● Written task
Search the data for the word "Click" and copy every line where it occurs.

● Dataset excerpts
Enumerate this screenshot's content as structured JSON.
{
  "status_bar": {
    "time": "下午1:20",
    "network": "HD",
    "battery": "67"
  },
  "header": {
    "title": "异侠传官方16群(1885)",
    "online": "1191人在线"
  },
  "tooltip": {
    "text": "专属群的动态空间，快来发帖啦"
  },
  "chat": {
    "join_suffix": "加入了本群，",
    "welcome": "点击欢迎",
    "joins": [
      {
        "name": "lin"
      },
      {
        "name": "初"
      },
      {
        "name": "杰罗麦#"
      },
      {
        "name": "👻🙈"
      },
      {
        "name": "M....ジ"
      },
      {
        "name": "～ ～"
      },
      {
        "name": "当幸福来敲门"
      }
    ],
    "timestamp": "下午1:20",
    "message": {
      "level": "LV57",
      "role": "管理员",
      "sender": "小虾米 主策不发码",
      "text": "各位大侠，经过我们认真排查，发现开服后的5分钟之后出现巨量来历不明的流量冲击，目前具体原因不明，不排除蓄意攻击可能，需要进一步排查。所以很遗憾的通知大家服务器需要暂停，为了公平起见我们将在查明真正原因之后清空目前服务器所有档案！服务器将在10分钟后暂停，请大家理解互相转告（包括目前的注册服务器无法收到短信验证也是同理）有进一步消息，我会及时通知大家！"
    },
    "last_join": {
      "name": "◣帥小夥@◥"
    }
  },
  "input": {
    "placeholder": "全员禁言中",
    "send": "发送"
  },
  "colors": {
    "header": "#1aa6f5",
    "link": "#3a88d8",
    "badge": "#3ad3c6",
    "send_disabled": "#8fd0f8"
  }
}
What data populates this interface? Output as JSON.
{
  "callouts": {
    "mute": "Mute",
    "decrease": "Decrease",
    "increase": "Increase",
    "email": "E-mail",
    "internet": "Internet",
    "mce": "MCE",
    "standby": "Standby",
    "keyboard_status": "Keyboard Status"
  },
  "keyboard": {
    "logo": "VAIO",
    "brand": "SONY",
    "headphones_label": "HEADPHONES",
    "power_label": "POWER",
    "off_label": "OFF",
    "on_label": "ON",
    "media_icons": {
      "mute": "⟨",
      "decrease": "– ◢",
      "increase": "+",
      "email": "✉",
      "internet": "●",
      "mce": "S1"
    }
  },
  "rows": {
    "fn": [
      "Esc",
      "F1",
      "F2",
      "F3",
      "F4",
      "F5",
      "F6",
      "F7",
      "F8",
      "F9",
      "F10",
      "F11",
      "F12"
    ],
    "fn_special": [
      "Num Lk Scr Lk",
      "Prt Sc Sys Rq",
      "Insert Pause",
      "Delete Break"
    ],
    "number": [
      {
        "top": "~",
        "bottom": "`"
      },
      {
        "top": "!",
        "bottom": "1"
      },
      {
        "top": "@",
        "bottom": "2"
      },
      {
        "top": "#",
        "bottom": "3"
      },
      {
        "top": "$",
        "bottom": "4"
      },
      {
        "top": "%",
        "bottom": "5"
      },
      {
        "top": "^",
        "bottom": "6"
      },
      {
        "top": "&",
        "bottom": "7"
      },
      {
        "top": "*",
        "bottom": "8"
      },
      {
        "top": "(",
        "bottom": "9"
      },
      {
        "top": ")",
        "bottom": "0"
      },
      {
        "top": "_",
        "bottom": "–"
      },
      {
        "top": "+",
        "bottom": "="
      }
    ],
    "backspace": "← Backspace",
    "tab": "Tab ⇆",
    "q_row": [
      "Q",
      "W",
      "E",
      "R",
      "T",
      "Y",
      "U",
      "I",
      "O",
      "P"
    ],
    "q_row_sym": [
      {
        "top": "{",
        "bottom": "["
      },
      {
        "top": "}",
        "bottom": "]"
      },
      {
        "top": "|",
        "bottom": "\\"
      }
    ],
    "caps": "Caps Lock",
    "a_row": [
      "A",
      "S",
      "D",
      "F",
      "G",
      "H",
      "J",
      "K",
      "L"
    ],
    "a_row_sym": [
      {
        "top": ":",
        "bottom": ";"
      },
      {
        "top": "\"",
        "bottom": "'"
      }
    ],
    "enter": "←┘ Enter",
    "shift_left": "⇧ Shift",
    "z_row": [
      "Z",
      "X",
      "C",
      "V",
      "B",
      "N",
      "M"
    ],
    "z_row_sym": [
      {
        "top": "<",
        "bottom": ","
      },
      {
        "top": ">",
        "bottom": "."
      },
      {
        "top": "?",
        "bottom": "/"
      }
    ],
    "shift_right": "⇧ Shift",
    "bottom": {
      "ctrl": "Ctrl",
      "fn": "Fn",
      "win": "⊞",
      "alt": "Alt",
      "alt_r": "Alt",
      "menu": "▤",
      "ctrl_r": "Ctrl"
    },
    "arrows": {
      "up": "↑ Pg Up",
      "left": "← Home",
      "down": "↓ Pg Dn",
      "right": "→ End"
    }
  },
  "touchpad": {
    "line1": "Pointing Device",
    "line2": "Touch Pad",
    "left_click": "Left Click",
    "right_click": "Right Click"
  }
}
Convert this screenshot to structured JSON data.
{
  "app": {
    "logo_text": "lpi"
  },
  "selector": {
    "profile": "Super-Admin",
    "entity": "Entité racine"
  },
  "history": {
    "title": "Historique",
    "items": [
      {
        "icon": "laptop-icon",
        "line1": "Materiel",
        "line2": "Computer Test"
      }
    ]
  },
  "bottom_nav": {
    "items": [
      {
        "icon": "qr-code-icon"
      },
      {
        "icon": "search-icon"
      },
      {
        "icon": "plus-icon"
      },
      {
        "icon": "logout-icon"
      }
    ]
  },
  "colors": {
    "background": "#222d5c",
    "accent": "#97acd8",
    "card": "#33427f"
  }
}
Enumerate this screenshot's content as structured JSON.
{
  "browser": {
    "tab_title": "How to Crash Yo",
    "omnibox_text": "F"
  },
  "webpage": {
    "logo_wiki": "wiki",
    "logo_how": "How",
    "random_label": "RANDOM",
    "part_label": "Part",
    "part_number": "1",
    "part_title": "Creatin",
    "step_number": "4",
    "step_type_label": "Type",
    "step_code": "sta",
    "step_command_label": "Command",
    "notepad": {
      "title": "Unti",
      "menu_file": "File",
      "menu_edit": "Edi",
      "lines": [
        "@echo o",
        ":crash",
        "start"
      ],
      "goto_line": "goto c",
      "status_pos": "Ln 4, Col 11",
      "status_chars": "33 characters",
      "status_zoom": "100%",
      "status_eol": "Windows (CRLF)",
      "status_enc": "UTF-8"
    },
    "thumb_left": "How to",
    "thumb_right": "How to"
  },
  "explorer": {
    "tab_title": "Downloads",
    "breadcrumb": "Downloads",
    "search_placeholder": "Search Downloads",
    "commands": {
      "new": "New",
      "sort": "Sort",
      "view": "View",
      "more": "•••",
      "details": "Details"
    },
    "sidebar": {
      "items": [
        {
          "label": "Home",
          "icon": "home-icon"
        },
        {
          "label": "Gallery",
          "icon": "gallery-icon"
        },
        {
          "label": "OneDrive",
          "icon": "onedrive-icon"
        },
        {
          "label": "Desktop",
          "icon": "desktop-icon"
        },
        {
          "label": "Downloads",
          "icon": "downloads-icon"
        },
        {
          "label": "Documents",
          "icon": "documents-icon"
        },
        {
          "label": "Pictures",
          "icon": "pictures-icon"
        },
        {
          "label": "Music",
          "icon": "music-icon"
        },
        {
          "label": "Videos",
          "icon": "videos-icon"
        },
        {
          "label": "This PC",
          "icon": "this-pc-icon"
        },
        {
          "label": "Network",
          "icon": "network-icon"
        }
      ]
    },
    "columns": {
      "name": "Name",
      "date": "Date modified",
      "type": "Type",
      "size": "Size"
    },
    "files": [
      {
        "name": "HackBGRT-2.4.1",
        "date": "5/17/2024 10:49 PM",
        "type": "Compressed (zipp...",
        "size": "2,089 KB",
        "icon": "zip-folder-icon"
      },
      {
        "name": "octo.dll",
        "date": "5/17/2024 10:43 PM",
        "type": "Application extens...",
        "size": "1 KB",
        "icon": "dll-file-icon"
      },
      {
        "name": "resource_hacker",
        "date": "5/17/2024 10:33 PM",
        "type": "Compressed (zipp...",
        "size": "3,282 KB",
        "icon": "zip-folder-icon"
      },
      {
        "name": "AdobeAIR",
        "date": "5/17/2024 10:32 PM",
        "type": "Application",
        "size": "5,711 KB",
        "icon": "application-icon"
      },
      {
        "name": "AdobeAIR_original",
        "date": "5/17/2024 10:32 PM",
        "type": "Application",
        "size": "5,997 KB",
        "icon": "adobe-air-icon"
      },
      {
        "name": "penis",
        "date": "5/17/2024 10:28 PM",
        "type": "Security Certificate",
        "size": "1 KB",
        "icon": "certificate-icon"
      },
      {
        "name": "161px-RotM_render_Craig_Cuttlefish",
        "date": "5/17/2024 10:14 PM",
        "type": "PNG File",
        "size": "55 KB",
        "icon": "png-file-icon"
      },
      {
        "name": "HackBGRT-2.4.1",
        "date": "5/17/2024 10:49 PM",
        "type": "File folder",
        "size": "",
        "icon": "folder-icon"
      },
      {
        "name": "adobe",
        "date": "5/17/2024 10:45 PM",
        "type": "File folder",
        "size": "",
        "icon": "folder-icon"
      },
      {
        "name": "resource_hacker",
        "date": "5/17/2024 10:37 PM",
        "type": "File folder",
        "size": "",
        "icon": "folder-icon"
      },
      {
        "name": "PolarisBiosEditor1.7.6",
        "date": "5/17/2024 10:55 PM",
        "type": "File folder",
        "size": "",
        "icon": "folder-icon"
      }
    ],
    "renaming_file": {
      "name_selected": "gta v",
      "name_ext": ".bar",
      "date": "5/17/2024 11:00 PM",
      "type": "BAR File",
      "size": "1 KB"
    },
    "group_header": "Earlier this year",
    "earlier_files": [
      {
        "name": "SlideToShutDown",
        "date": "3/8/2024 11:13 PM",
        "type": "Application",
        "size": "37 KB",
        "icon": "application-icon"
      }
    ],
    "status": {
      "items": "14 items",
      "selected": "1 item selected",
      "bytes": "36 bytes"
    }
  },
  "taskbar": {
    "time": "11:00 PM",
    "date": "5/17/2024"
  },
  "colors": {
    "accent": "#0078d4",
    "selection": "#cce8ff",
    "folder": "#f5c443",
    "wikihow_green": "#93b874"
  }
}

● Solution to the problem
    "left_click": "Left Click",
    "right_click": "Right Click"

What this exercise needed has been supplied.